WHAT YOU ARE ASKED TO DO:
Gather each line in the entries that includes the string "JSON".

(Extracted records)

* Start *

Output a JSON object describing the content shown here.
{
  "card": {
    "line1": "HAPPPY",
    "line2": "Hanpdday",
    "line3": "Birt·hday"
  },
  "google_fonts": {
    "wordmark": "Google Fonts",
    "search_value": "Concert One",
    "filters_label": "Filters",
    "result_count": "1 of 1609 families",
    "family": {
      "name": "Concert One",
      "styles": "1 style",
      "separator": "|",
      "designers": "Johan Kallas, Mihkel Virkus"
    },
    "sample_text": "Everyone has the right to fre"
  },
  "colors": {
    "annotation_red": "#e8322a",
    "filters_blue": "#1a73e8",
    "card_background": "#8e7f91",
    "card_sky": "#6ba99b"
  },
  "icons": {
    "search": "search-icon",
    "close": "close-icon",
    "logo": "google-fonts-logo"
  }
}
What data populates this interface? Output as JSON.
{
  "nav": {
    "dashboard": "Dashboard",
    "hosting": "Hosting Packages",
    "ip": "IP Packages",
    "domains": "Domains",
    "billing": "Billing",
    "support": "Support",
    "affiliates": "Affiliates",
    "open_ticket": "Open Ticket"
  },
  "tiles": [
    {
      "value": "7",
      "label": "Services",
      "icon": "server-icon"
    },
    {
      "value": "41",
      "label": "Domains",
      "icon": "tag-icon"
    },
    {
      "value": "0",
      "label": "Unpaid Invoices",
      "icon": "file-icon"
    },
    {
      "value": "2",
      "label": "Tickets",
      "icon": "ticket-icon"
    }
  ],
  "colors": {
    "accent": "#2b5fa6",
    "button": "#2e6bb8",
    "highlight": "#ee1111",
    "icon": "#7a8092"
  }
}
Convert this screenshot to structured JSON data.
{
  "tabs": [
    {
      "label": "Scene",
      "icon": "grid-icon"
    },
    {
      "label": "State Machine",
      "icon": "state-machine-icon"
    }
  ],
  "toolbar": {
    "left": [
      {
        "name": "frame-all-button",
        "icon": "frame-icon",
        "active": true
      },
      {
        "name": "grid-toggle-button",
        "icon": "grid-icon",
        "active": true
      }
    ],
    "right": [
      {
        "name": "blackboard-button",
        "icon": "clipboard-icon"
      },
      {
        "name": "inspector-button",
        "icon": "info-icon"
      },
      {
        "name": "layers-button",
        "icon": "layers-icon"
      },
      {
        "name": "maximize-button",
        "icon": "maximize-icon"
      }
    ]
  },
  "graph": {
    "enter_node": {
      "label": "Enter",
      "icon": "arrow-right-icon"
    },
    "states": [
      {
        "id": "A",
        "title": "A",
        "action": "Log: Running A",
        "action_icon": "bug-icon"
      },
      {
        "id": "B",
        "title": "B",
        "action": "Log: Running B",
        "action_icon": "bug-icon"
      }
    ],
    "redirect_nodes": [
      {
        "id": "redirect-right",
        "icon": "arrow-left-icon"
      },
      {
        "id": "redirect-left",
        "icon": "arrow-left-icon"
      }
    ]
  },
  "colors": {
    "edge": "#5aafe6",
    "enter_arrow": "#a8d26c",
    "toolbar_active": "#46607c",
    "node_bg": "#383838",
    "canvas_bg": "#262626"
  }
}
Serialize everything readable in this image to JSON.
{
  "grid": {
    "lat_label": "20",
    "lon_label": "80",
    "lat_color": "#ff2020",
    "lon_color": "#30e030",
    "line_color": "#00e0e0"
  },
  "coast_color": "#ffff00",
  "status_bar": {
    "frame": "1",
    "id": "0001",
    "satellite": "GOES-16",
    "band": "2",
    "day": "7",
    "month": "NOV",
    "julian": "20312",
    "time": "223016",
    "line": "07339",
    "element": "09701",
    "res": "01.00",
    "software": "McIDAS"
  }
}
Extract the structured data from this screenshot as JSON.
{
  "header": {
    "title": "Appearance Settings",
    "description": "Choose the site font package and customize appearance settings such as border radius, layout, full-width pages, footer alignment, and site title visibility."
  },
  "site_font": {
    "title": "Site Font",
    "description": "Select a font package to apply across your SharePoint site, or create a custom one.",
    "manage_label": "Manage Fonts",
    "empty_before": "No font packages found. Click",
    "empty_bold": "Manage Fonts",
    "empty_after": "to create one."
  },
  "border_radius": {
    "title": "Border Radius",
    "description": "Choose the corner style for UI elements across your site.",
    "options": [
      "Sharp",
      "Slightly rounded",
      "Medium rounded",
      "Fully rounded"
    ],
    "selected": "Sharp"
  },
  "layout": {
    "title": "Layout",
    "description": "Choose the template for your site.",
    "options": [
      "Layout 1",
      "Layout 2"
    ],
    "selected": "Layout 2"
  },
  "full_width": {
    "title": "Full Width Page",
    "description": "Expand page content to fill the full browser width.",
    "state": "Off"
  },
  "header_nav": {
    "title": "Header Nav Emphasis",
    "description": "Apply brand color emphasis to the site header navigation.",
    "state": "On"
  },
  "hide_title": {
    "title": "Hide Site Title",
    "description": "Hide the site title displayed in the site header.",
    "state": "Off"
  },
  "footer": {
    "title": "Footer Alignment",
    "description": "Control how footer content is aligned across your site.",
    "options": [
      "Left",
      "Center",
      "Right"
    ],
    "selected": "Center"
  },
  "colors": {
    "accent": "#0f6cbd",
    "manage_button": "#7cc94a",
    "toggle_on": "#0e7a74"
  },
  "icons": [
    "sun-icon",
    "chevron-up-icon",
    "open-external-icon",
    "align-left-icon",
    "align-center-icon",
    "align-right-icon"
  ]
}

* End *

OUTPUT BELOW:
Output a JSON object describing the content shown here.
What data populates this interface? Output as JSON.
Convert this screenshot to structured JSON data.
Serialize everything readable in this image to JSON.
Extract the structured data from this screenshot as JSON.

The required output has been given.